▶ Available records:

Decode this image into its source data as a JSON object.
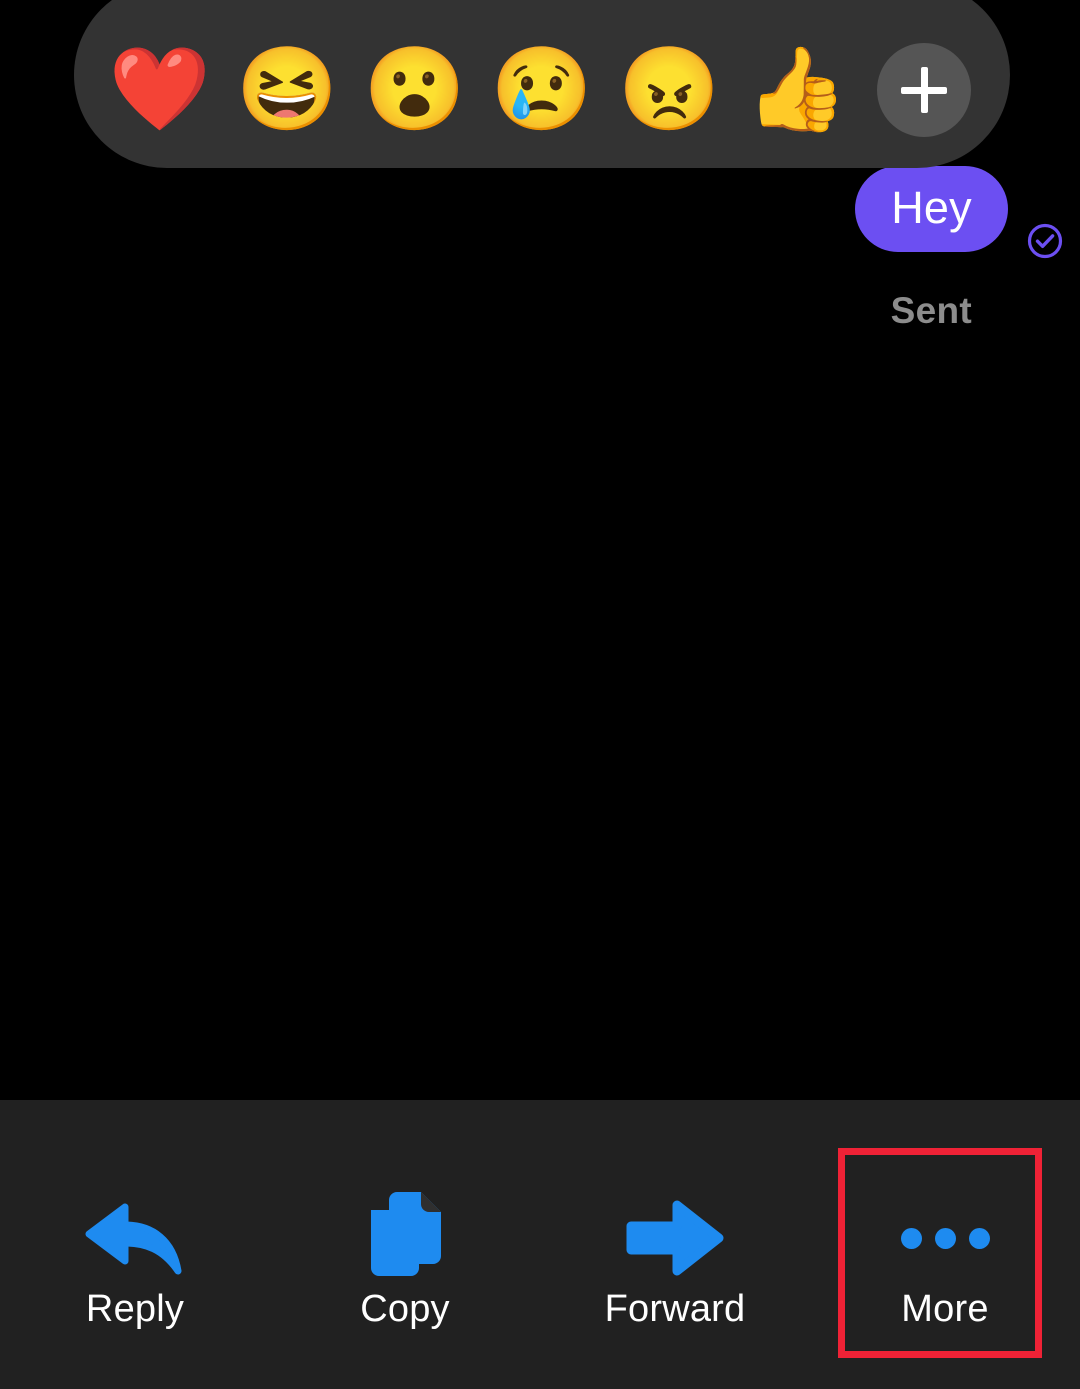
{
  "theme": {
    "background": "#000000",
    "toolbar_background": "#212121",
    "reaction_bar_background": "#333333",
    "bubble_color": "#6c4ff2",
    "icon_blue": "#1e8bf0",
    "highlight_red": "#ef2236",
    "status_text_color": "#8c8c8c"
  },
  "reaction_bar": {
    "items": [
      {
        "name": "reaction-heart",
        "emoji": "❤️",
        "label": "Love"
      },
      {
        "name": "reaction-haha",
        "emoji": "😆",
        "label": "Haha"
      },
      {
        "name": "reaction-wow",
        "emoji": "😮",
        "label": "Wow"
      },
      {
        "name": "reaction-sad",
        "emoji": "😢",
        "label": "Sad"
      },
      {
        "name": "reaction-angry",
        "emoji": "😠",
        "label": "Angry"
      },
      {
        "name": "reaction-like",
        "emoji": "👍",
        "label": "Like"
      }
    ],
    "add_button": {
      "name": "add-reaction-button",
      "icon": "plus-icon",
      "label": "+"
    }
  },
  "message": {
    "text": "Hey",
    "status": "Sent",
    "status_icon": "check-circle-icon",
    "alignment": "outgoing"
  },
  "action_toolbar": {
    "items": [
      {
        "label": "Reply",
        "icon": "reply-arrow-icon"
      },
      {
        "label": "Copy",
        "icon": "copy-documents-icon"
      },
      {
        "label": "Forward",
        "icon": "forward-arrow-icon"
      },
      {
        "label": "More",
        "icon": "three-dots-icon",
        "highlighted": true
      }
    ]
  }
}
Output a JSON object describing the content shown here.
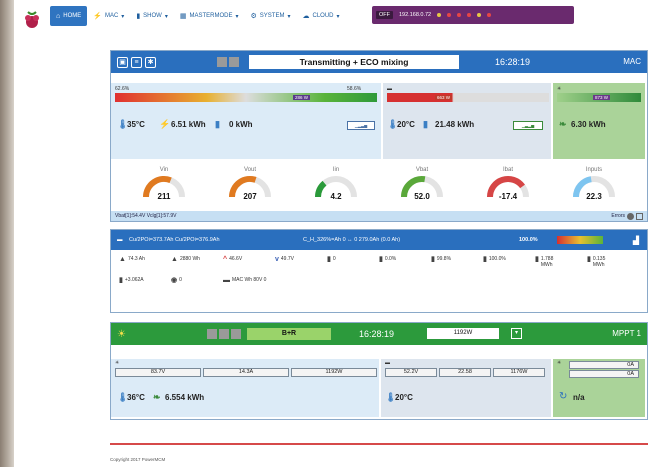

▶ Written request:
Locate and copy each line in the data above that includes the word "object".

▶ Finished exercise:
Decode this image into its source data as a JSON object.
Output a JSON object describing the content shown here.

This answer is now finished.